- [TASK INSTRUCTIONS] Locate and copy all lines bearing the word "للبيهقي".

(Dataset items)

* * *

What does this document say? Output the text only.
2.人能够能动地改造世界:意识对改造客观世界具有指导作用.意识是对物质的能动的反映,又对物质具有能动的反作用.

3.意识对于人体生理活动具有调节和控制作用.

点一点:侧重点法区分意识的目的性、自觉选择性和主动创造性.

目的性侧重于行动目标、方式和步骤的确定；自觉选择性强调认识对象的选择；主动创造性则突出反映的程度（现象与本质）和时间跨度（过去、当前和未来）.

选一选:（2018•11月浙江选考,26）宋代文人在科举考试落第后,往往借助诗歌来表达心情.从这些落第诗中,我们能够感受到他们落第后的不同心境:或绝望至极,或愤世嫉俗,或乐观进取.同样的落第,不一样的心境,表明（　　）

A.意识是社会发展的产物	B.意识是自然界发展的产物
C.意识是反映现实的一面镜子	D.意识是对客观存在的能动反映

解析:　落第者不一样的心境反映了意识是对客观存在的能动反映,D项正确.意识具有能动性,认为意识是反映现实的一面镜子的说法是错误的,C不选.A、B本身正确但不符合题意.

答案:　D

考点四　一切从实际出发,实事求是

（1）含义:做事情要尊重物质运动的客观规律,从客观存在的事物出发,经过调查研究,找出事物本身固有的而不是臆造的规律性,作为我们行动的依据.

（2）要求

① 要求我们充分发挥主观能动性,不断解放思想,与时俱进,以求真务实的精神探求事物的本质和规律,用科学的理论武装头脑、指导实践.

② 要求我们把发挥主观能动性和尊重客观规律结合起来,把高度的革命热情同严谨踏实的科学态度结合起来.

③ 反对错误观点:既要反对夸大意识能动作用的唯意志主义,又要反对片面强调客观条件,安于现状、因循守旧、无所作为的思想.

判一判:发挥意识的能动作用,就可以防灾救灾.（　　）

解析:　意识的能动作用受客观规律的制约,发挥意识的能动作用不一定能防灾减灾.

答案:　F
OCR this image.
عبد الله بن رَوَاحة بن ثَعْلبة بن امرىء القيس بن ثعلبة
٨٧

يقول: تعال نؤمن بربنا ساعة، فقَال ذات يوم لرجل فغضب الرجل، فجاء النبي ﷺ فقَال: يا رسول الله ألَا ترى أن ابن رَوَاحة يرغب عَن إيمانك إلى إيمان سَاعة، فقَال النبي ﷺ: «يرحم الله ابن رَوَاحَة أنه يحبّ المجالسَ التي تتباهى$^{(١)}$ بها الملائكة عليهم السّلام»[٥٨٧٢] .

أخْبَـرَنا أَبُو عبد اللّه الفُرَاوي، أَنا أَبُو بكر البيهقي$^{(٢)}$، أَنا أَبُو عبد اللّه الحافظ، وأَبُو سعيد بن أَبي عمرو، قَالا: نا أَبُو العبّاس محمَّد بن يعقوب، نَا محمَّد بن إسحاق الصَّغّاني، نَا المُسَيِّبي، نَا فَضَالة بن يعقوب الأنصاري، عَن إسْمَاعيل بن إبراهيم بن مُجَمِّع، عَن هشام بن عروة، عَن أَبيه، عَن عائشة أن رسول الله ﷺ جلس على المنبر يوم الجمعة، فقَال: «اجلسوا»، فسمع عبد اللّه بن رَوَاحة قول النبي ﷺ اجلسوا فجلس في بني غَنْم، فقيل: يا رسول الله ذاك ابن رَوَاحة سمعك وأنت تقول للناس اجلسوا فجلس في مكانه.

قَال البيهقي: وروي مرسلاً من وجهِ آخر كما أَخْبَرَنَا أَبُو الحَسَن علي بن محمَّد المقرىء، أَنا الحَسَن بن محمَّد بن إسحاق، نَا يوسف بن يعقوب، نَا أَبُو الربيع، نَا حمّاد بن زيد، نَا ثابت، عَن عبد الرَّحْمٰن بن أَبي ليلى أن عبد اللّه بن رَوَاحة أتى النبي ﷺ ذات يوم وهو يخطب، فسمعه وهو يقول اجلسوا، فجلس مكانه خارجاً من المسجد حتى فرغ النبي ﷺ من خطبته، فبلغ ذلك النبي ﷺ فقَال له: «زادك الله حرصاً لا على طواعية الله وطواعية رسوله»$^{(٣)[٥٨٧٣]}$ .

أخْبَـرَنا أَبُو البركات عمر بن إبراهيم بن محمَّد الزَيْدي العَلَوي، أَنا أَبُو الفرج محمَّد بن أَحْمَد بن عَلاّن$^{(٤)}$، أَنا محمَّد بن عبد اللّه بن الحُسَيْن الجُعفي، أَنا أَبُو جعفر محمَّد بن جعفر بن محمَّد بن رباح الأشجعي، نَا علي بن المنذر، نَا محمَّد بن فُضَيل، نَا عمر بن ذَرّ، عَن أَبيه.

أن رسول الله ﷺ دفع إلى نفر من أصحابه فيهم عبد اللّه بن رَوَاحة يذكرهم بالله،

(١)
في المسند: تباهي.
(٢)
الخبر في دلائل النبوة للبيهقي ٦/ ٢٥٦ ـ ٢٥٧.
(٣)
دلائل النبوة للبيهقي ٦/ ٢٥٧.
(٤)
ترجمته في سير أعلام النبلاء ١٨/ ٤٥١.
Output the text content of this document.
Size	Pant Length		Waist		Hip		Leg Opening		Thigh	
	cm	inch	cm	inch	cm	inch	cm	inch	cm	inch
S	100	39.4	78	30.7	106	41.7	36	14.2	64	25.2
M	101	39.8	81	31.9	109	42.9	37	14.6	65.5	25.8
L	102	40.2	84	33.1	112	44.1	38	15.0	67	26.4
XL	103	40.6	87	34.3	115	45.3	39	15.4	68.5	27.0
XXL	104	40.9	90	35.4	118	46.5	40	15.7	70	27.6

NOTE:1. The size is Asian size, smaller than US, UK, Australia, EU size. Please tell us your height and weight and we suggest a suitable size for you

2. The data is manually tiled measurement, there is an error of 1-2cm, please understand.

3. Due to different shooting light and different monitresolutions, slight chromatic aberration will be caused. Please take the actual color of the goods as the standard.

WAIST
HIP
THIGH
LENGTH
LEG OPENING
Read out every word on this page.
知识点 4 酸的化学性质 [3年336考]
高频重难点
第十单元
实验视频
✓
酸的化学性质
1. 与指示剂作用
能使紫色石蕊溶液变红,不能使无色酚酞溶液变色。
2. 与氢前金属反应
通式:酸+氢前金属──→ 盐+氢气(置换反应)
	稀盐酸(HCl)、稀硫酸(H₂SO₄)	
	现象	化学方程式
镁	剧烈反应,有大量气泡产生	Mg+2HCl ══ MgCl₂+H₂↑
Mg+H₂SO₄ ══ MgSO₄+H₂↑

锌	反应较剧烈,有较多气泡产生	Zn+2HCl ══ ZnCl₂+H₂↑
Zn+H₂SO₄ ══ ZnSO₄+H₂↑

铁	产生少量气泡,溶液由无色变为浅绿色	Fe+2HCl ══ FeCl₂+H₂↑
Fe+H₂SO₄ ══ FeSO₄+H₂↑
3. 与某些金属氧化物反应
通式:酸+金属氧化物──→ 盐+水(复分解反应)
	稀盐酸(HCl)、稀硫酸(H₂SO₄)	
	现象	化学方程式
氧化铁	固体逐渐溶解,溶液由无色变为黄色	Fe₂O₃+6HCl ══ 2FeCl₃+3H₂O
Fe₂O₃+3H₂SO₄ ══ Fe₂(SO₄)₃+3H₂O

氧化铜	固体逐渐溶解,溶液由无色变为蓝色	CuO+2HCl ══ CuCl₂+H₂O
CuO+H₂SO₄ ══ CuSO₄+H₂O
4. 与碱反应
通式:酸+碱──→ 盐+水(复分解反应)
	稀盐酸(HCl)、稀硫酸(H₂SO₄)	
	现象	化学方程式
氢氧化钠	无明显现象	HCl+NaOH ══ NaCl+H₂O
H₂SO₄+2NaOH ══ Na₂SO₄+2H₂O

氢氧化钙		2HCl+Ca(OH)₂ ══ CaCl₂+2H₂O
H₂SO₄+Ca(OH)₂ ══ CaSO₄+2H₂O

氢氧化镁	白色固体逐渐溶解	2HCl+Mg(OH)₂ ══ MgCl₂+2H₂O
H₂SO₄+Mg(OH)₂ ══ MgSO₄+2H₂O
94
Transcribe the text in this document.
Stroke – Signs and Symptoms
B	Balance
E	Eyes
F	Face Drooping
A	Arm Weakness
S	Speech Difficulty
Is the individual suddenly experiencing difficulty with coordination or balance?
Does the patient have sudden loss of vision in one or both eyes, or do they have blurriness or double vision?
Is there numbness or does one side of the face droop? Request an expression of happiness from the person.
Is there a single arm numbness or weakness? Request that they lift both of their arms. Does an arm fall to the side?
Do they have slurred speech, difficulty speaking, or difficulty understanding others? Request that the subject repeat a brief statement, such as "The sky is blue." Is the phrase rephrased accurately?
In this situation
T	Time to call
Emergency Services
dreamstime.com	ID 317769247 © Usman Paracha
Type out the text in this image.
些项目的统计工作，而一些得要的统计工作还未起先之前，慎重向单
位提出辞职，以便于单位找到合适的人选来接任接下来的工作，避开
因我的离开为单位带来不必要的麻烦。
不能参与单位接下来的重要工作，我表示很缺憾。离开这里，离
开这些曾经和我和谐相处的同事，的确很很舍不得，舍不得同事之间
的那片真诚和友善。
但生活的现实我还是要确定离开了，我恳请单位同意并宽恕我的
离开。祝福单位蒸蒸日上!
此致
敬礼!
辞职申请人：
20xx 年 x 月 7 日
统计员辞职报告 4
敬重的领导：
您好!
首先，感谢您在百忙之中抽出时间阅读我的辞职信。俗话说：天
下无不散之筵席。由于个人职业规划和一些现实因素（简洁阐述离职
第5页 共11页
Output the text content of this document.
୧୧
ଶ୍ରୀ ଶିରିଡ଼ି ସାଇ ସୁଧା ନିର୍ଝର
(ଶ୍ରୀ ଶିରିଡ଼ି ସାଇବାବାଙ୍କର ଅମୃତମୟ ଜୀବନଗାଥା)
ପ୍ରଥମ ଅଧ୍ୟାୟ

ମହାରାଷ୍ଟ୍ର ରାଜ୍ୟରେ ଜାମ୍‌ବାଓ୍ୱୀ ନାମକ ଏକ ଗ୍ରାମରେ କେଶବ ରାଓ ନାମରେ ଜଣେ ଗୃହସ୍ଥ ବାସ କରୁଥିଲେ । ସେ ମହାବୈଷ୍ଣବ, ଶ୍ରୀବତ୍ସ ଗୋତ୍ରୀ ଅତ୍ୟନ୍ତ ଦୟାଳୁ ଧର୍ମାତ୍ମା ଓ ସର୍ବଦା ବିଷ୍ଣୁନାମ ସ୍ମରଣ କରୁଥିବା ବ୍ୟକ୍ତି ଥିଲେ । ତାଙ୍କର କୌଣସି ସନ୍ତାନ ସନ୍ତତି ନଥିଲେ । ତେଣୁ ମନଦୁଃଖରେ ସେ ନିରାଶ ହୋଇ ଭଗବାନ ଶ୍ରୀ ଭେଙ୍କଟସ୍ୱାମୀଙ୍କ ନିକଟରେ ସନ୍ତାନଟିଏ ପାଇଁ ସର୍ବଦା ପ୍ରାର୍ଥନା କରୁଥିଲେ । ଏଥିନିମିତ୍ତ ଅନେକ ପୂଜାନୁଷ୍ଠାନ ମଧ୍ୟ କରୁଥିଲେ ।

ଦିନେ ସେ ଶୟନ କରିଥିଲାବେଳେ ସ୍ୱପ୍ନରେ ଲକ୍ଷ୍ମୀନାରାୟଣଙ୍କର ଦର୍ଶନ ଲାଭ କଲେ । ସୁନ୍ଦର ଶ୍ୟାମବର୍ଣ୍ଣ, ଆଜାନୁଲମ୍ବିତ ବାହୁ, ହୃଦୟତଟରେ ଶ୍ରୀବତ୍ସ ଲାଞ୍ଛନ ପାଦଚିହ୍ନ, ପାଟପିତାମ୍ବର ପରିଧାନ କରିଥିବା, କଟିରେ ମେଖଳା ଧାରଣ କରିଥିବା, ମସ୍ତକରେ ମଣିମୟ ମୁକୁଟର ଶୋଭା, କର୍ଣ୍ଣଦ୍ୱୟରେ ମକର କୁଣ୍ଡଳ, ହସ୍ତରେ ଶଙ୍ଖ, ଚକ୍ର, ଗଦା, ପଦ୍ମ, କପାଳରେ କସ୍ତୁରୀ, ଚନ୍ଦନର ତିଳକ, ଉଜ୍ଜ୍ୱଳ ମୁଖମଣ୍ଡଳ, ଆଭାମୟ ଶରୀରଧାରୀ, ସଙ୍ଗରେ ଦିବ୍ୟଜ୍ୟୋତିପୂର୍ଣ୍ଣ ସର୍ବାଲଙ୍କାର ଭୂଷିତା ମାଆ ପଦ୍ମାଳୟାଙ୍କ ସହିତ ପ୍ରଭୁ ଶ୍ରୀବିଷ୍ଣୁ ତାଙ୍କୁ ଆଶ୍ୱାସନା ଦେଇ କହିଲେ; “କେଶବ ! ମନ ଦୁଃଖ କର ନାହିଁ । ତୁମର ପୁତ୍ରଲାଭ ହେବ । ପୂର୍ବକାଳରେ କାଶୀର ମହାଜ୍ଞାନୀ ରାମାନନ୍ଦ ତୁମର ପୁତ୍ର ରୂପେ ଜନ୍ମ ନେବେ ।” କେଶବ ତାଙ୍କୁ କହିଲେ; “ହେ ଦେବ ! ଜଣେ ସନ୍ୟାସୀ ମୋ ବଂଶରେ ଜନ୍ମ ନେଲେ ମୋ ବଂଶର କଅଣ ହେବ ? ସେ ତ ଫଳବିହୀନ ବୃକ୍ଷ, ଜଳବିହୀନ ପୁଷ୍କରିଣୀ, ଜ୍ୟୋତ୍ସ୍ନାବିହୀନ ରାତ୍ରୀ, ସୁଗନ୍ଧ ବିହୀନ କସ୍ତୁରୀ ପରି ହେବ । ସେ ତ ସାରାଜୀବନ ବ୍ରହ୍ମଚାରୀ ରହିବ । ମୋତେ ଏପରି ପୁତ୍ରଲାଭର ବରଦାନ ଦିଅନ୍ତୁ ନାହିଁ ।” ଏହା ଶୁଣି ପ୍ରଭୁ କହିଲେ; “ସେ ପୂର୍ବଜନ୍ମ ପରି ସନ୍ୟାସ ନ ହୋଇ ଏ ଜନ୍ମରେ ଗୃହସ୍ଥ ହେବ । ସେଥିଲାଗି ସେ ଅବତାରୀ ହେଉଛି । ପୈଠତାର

* * *

- [EXPECTED ANSWER]
الخبر في دلائل النبوة للبيهقي ٦/ ٢٥٦ ـ ٢٥٧.
دلائل النبوة للبيهقي ٦/ ٢٥٧.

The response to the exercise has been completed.